◆ The problem
In the text about Julie Tristan below, turn the paragraph that begins "Tristan is the host of" into a short list that keeps its main facts.

◆ Text provided
Content starts
= Julie Tristan =

American journalist

Julie Tristan is an American radio & television personality from St. Louis, Missouri.

==Career==
Tristan is the host of "Julie & Friends" on 102.5 KEZK-FM. She is also the midday host on KYKY-FM. She's also an MMJ Reporter, Anchor, Producer for HEC Media's "Spotlight STL" airing on KPLR 11 Sundays at 9:30am. She also runs a production company 8 Dogs Video where she is a freelance videographer/editor/host.

Previously Tristan was the host of "The Wake Up with Bret & Julie" on Y98. She was also the afternoon on-air talent on 102.5 KEZK. She was the interim night DJ on Y98 from 7pm-Midnight. Tristan hosted "Billy & Julie in the Morning" on 103.3 KLOU. She was also the host of "Show Me St. Louis" at KSDK-TV, the NBC affiliate in St. Louis, Missouri. She is also a radio host on the weekends for WARH 106.5 The Arch. Tristan previously was a reporter & weekend anchor at KOMU-TV, the NBC affiliate in Columbia, Missouri. Tristan, a St. Louis native, also worked at Clear Channel Radio-Total Traffic as a traffic reporter and voice-over talent for Oldies 103.3 KLOU-FM, KMJM-FM Magic 104.9 & KATZ-AM Gospel 1600. She then was the executive producer and co-host for the nationally syndicated Steve and DC Morning Show. She has also been an on-air talent for WVRV-FM 101.1 The River (Bonneville Radio).

===Awards===
Julie Tristan has won 4 Mid-America Emmy Awards

-In 2023 & 2024 she won in the "Magazine Program" category for "Spotlight STL".

-In 2022 Tristan was nominated for 3 Mid-America Emmy Awards, 2 in the "Magazine Program" category for "Spotlight STL" from HEC Media & 1 for "Societal Concerns-Short Form Content" for her MMJ story about the “Second Chance Ranch”.

-In 2021 Tristan won 1 Mid-America Emmy Awards in the "Magazine Program" category for being a producer/host/MMJ for "Spotlight STL" with HEC Media.
Content ends
◆ Excerpted data
Content starts
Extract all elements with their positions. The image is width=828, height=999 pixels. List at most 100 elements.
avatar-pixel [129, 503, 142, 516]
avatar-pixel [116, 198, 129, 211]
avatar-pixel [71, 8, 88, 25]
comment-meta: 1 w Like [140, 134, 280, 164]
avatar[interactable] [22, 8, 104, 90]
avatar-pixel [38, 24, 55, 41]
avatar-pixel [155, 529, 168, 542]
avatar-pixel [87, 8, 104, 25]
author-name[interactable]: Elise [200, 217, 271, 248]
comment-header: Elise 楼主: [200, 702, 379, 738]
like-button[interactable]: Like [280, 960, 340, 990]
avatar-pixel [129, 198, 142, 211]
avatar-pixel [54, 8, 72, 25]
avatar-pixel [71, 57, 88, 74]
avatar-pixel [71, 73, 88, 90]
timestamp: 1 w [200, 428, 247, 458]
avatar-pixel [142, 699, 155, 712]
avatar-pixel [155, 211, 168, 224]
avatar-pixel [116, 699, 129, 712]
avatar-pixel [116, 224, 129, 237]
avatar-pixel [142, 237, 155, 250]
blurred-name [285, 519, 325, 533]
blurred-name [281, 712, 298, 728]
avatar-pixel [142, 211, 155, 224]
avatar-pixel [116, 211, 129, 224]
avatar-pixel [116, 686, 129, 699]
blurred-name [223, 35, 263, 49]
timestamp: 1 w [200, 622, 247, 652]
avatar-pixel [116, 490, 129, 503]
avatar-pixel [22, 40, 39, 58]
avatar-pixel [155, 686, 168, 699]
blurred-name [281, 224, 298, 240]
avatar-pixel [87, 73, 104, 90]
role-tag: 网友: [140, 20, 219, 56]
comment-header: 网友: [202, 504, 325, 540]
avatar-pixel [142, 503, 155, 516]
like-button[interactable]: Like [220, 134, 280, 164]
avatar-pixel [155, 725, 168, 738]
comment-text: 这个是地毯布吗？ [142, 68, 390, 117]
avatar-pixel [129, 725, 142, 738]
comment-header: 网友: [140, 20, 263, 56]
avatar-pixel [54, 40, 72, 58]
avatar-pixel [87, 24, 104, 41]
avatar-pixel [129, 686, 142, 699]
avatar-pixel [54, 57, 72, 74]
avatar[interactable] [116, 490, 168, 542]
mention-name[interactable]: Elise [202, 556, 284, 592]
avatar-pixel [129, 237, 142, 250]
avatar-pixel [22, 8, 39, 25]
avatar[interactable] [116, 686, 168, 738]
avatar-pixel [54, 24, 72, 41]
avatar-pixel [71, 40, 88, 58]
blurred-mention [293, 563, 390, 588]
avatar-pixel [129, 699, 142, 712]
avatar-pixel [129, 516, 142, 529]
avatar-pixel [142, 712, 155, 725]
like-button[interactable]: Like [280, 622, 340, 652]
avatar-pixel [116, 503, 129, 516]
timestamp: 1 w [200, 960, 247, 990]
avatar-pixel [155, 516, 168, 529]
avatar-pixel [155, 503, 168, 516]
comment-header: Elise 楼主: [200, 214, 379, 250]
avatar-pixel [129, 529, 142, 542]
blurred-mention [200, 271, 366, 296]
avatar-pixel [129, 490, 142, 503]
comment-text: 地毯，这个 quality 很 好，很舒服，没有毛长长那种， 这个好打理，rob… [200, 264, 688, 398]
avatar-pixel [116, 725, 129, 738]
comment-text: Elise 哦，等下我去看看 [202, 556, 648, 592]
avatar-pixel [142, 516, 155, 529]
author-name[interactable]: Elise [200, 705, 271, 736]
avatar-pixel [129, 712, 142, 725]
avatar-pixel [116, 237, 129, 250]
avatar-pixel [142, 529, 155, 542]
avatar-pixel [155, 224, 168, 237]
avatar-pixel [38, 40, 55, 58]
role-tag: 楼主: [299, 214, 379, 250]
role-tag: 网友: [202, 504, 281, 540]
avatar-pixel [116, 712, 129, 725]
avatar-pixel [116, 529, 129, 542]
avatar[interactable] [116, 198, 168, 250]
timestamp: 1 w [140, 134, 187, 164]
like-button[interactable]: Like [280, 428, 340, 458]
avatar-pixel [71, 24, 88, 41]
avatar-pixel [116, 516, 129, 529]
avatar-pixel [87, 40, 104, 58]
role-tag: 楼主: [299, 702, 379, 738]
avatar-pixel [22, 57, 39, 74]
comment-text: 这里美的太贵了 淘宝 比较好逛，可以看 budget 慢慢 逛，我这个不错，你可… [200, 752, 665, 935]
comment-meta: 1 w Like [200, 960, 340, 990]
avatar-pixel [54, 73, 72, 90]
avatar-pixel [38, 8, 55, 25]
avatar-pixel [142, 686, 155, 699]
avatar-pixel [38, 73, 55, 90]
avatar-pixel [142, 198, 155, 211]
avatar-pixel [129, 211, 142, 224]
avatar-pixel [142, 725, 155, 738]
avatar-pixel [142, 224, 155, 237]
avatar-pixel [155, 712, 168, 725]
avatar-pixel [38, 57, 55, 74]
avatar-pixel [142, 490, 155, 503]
Content ends
◆ Answer box
- Host of "Julie & Friends" on 102.5 KEZK-FM
- Midday host on KYKY-FM
- MMJ Reporter, Anchor and Producer for HEC Media's "Spotlight STL," which airs on KPLR 11 Sundays at 9:30am
- Runs the production company 8 Dogs Video, where she is a freelance videographer, editor and host